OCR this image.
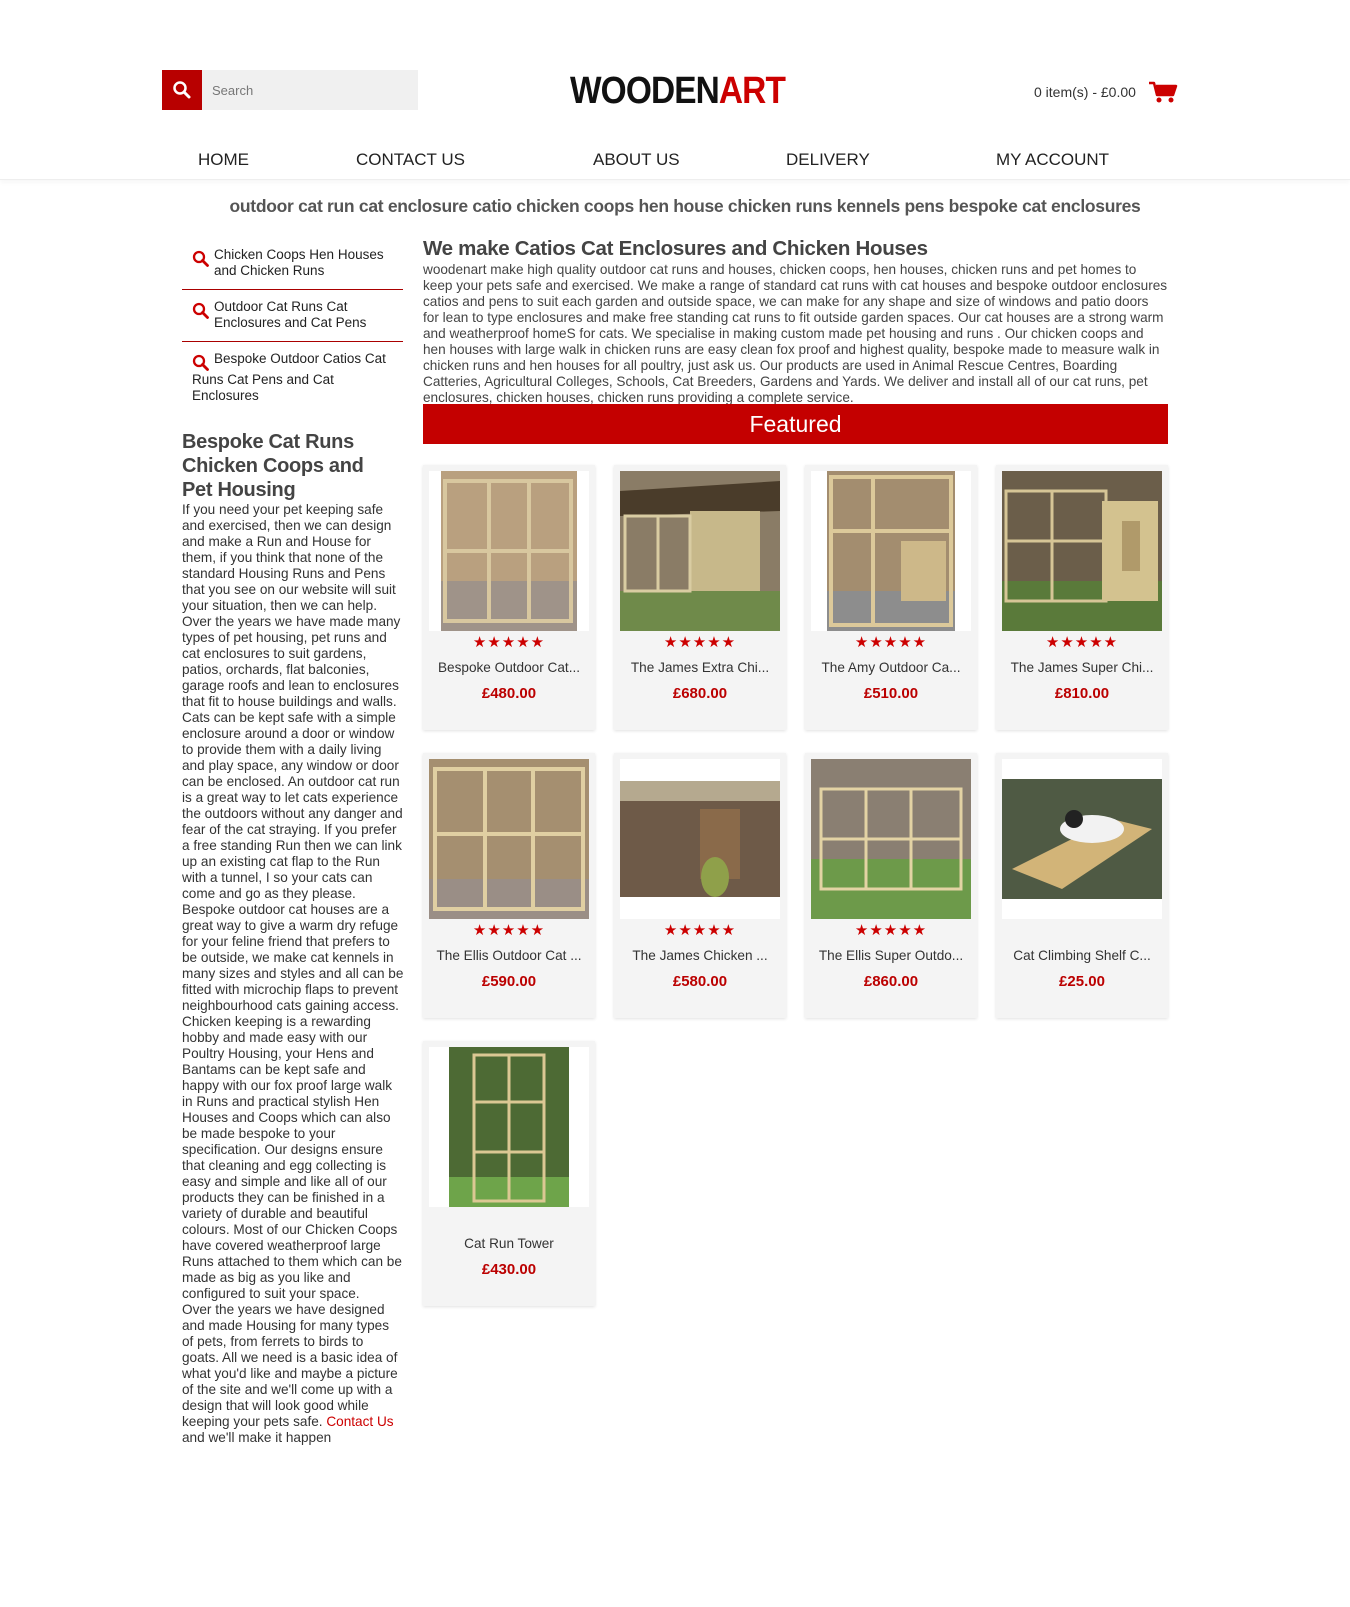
Search
WOODENART	0 item(s) - £0.00
HOME	CONTACT US	ABOUT US	DELIVERY	MY ACCOUNT
outdoor cat run cat enclosure catio chicken coops hen house chicken runs kennels pens bespoke cat enclosures
Chicken Coops Hen Houses and Chicken Runs
Outdoor Cat Runs Cat Enclosures and Cat Pens
Bespoke Outdoor Catios Cat Runs Cat Pens and Cat Enclosures
Bespoke Cat Runs Chicken Coops and Pet Housing

If you need your pet keeping safe and exercised, then we can design and make a Run and House for them, if you think that none of the standard Housing Runs and Pens that you see on our website will suit your situation, then we can help. Over the years we have made many types of pet housing, pet runs and cat enclosures to suit gardens, patios, orchards, flat balconies, garage roofs and lean to enclosures that fit to house buildings and walls.

Cats can be kept safe with a simple enclosure around a door or window to provide them with a daily living and play space, any window or door can be enclosed. An outdoor cat run is a great way to let cats experience the outdoors without any danger and fear of the cat straying. If you prefer a free standing Run then we can link up an existing cat flap to the Run with a tunnel, I so your cats can come and go as they please. Bespoke outdoor cat houses are a great way to give a warm dry refuge for your feline friend that prefers to be outside, we make cat kennels in many sizes and styles and all can be fitted with microchip flaps to prevent neighbourhood cats gaining access.

Chicken keeping is a rewarding hobby and made easy with our Poultry Housing, your Hens and Bantams can be kept safe and happy with our fox proof large walk in Runs and practical stylish Hen Houses and Coops which can also be made bespoke to your specification. Our designs ensure that cleaning and egg collecting is easy and simple and like all of our products they can be finished in a variety of durable and beautiful colours. Most of our Chicken Coops have covered weatherproof large Runs attached to them which can be made as big as you like and configured to suit your space.

Over the years we have designed and made Housing for many types of pets, from ferrets to birds to goats. All we need is a basic idea of what you'd like and maybe a picture of the site and we'll come up with a design that will look good while keeping your pets safe. Contact Us and we'll make it happen

We make Catios Cat Enclosures and Chicken Houses
woodenart make high quality outdoor cat runs and houses, chicken coops, hen houses, chicken runs and pet homes to keep your pets safe and exercised. We make a range of standard cat runs with cat houses and bespoke outdoor enclosures catios and pens to suit each garden and outside space, we can make for any shape and size of windows and patio doors for lean to type enclosures and make free standing cat runs to fit outside garden spaces. Our cat houses are a strong warm and weatherproof homeS for cats. We specialise in making custom made pet housing and runs . Our chicken coops and hen houses with large walk in chicken runs are easy clean fox proof and highest quality, bespoke made to measure walk in chicken runs and hen houses for all poultry, just ask us. Our products are used in Animal Rescue Centres, Boarding Catteries, Agricultural Colleges, Schools, Cat Breeders, Gardens and Yards. We deliver and install all of our cat runs, pet enclosures, chicken houses, chicken runs providing a complete service.
Featured
★★★★★
Bespoke Outdoor Cat...
£480.00
★★★★★
The James Extra Chi...
£680.00
★★★★★
The Amy Outdoor Ca...
£510.00
★★★★★
The James Super Chi...
£810.00
★★★★★
The Ellis Outdoor Cat ...
£590.00
★★★★★
The James Chicken ...
£580.00
★★★★★
The Ellis Super Outdo...
£860.00
Cat Climbing Shelf C...
£25.00
Cat Run Tower
£430.00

════════

Find the lines above that include the string "Ellis" and copy them.

Response to the task —
The Ellis Outdoor Cat ...
The Ellis Super Outdo...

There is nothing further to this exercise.